— Start of Given records —
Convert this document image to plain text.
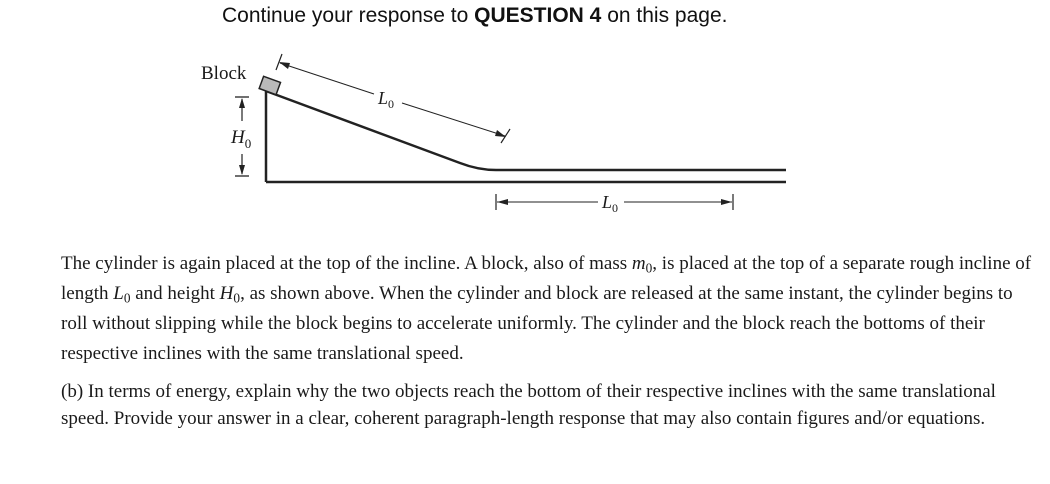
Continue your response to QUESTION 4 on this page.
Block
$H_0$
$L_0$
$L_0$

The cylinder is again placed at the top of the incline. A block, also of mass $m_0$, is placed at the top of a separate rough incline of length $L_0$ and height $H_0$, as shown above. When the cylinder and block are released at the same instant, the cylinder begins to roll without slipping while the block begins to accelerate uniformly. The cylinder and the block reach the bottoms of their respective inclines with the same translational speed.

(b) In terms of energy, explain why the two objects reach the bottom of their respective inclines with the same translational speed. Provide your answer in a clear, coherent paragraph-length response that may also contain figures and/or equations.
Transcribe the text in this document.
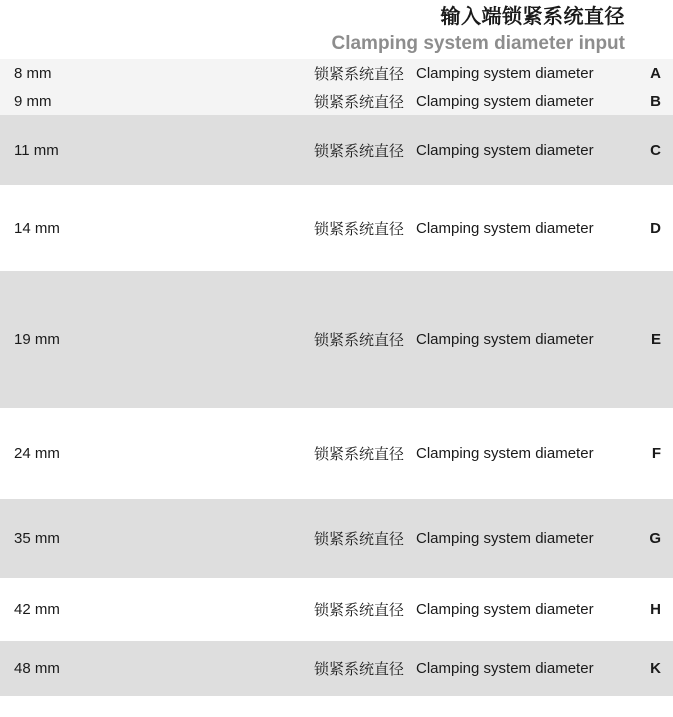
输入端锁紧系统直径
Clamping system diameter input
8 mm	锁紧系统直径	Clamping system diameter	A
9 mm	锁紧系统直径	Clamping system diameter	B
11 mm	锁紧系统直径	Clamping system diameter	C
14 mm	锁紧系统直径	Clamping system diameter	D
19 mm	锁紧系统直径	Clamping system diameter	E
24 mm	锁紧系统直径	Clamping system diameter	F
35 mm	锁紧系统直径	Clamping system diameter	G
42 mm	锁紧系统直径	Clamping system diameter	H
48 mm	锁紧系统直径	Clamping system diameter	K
— End of Given records —
Of the lines in this material, state how many hold the string "response". Write no other words.

2